**INSTRUCTIONS FOR THE TASK:**
Print all of the data exactly as written.

--- Start of DATA FOR PROCESSING ---

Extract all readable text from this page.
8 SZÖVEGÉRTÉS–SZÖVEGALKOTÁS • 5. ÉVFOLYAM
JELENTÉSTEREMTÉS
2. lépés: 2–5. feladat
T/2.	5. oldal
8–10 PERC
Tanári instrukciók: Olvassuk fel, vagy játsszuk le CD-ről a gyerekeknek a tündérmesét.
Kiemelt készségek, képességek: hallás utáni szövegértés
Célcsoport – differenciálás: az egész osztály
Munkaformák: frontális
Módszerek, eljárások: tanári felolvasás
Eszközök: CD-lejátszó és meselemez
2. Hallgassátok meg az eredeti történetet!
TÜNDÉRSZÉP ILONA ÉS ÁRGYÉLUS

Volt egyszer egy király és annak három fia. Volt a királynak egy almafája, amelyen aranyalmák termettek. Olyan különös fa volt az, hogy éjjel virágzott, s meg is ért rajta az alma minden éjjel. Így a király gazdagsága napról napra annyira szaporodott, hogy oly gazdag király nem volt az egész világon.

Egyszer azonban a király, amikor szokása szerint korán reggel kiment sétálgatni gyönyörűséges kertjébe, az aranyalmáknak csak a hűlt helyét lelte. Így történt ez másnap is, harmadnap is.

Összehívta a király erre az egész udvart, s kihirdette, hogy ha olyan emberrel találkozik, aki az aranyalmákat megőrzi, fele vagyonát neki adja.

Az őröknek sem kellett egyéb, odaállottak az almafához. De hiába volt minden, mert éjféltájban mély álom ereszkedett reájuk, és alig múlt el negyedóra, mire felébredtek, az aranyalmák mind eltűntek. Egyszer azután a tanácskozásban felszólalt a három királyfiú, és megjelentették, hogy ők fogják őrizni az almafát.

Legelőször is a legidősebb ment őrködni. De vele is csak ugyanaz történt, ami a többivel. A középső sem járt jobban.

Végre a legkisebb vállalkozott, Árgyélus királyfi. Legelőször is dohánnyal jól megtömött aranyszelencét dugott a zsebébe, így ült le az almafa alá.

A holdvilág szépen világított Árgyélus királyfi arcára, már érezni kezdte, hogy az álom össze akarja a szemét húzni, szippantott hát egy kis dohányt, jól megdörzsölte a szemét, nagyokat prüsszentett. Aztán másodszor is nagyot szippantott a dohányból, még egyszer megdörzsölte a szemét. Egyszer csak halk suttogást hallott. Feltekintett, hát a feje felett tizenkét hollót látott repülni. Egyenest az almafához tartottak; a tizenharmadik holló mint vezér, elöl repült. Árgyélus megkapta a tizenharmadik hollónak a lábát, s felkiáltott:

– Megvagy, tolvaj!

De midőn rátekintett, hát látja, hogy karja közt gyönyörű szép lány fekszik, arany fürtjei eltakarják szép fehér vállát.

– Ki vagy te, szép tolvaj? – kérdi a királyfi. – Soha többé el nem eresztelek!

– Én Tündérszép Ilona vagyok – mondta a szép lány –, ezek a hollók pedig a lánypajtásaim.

--- End of DATA FOR PROCESSING ---

**TASK OUTPUT:**
Extract all readable text from this page.
8 SZÖVEGÉRTÉS–SZÖVEGALKOTÁS • 5. ÉVFOLYAM
JELENTÉSTEREMTÉS
2. lépés: 2–5. feladat
T/2.	5. oldal
8–10 PERC
Tanári instrukciók: Olvassuk fel, vagy játsszuk le CD-ről a gyerekeknek a tündérmesét.
Kiemelt készségek, képességek: hallás utáni szövegértés
Célcsoport – differenciálás: az egész osztály
Munkaformák: frontális
Módszerek, eljárások: tanári felolvasás
Eszközök: CD-lejátszó és meselemez
2. Hallgassátok meg az eredeti történetet!
TÜNDÉRSZÉP ILONA ÉS ÁRGYÉLUS

Volt egyszer egy király és annak három fia. Volt a királynak egy almafája, amelyen aranyalmák termettek. Olyan különös fa volt az, hogy éjjel virágzott, s meg is ért rajta az alma minden éjjel. Így a király gazdagsága napról napra annyira szaporodott, hogy oly gazdag király nem volt az egész világon.

Egyszer azonban a király, amikor szokása szerint korán reggel kiment sétálgatni gyönyörűséges kertjébe, az aranyalmáknak csak a hűlt helyét lelte. Így történt ez másnap is, harmadnap is.

Összehívta a király erre az egész udvart, s kihirdette, hogy ha olyan emberrel találkozik, aki az aranyalmákat megőrzi, fele vagyonát neki adja.

Az őröknek sem kellett egyéb, odaállottak az almafához. De hiába volt minden, mert éjféltájban mély álom ereszkedett reájuk, és alig múlt el negyedóra, mire felébredtek, az aranyalmák mind eltűntek. Egyszer azután a tanácskozásban felszólalt a három királyfiú, és megjelentették, hogy ők fogják őrizni az almafát.

Legelőször is a legidősebb ment őrködni. De vele is csak ugyanaz történt, ami a többivel. A középső sem járt jobban.

Végre a legkisebb vállalkozott, Árgyélus királyfi. Legelőször is dohánnyal jól megtömött aranyszelencét dugott a zsebébe, így ült le az almafa alá.

A holdvilág szépen világított Árgyélus királyfi arcára, már érezni kezdte, hogy az álom össze akarja a szemét húzni, szippantott hát egy kis dohányt, jól megdörzsölte a szemét, nagyokat prüsszentett. Aztán másodszor is nagyot szippantott a dohányból, még egyszer megdörzsölte a szemét. Egyszer csak halk suttogást hallott. Feltekintett, hát a feje felett tizenkét hollót látott repülni. Egyenest az almafához tartottak; a tizenharmadik holló mint vezér, elöl repült. Árgyélus megkapta a tizenharmadik hollónak a lábát, s felkiáltott:

– Megvagy, tolvaj!

De midőn rátekintett, hát látja, hogy karja közt gyönyörű szép lány fekszik, arany fürtjei eltakarják szép fehér vállát.

– Ki vagy te, szép tolvaj? – kérdi a királyfi. – Soha többé el nem eresztelek!

– Én Tündérszép Ilona vagyok – mondta a szép lány –, ezek a hollók pedig a lánypajtásaim.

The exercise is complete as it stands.